**Do this**
Would you write out the listing verbatim and skip every picture in it?
########################################
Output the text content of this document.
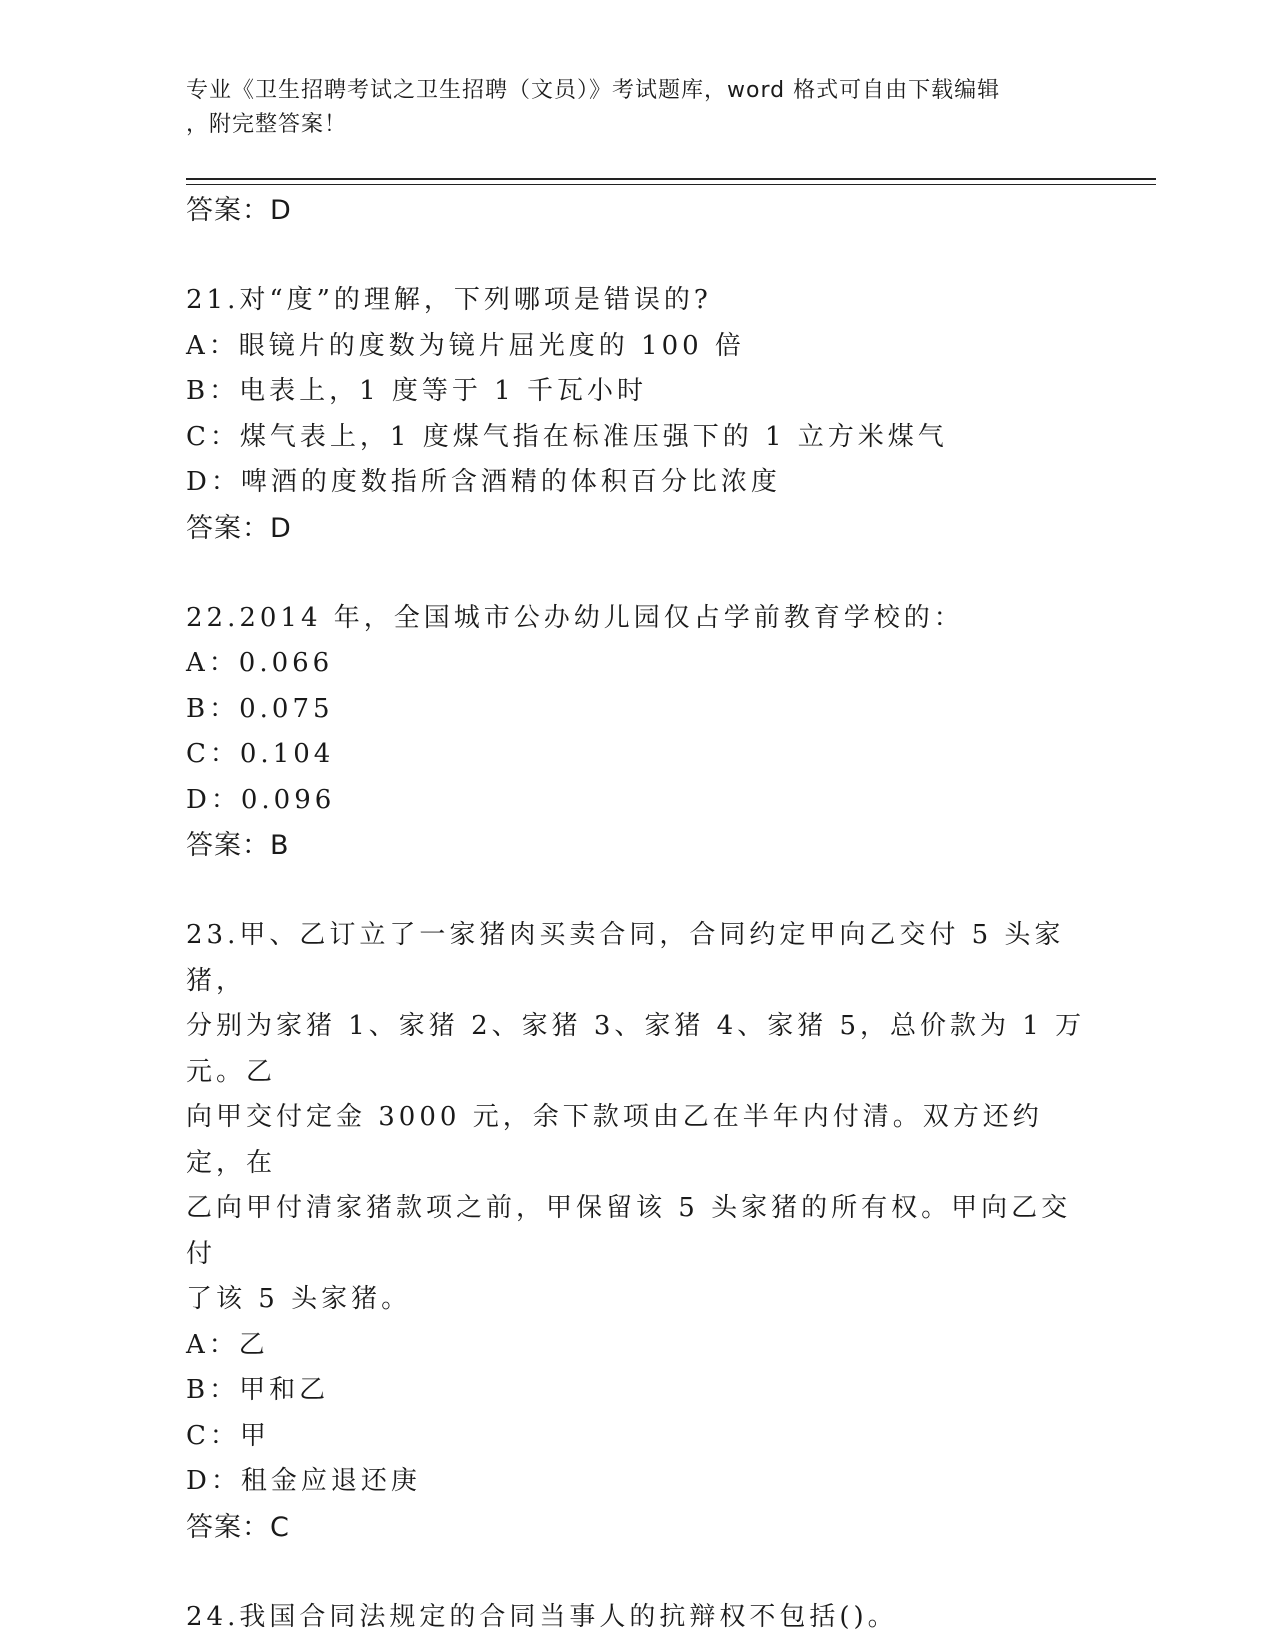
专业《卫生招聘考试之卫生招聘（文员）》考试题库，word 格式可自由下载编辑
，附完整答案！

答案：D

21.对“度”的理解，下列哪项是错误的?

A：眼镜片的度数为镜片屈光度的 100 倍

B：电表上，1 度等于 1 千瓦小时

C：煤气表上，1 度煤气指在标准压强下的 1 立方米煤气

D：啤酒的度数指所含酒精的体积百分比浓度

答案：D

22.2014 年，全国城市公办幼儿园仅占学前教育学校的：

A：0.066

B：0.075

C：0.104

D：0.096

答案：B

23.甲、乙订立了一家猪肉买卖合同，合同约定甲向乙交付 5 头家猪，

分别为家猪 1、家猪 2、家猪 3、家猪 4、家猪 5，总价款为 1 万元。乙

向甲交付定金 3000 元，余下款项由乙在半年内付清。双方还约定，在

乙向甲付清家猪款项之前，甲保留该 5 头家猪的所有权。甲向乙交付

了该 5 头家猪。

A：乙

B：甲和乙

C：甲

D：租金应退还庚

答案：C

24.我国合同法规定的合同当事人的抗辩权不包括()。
########################################
**Full solution**
Output the text content of this document.
专业《卫生招聘考试之卫生招聘（文员）》考试题库，word 格式可自由下载编辑
，附完整答案！

答案：D

21.对“度”的理解，下列哪项是错误的?

A：眼镜片的度数为镜片屈光度的 100 倍

B：电表上，1 度等于 1 千瓦小时

C：煤气表上，1 度煤气指在标准压强下的 1 立方米煤气

D：啤酒的度数指所含酒精的体积百分比浓度

答案：D

22.2014 年，全国城市公办幼儿园仅占学前教育学校的：

A：0.066

B：0.075

C：0.104

D：0.096

答案：B

23.甲、乙订立了一家猪肉买卖合同，合同约定甲向乙交付 5 头家猪，

分别为家猪 1、家猪 2、家猪 3、家猪 4、家猪 5，总价款为 1 万元。乙

向甲交付定金 3000 元，余下款项由乙在半年内付清。双方还约定，在

乙向甲付清家猪款项之前，甲保留该 5 头家猪的所有权。甲向乙交付

了该 5 头家猪。

A：乙

B：甲和乙

C：甲

D：租金应退还庚

答案：C

24.我国合同法规定的合同当事人的抗辩权不包括()。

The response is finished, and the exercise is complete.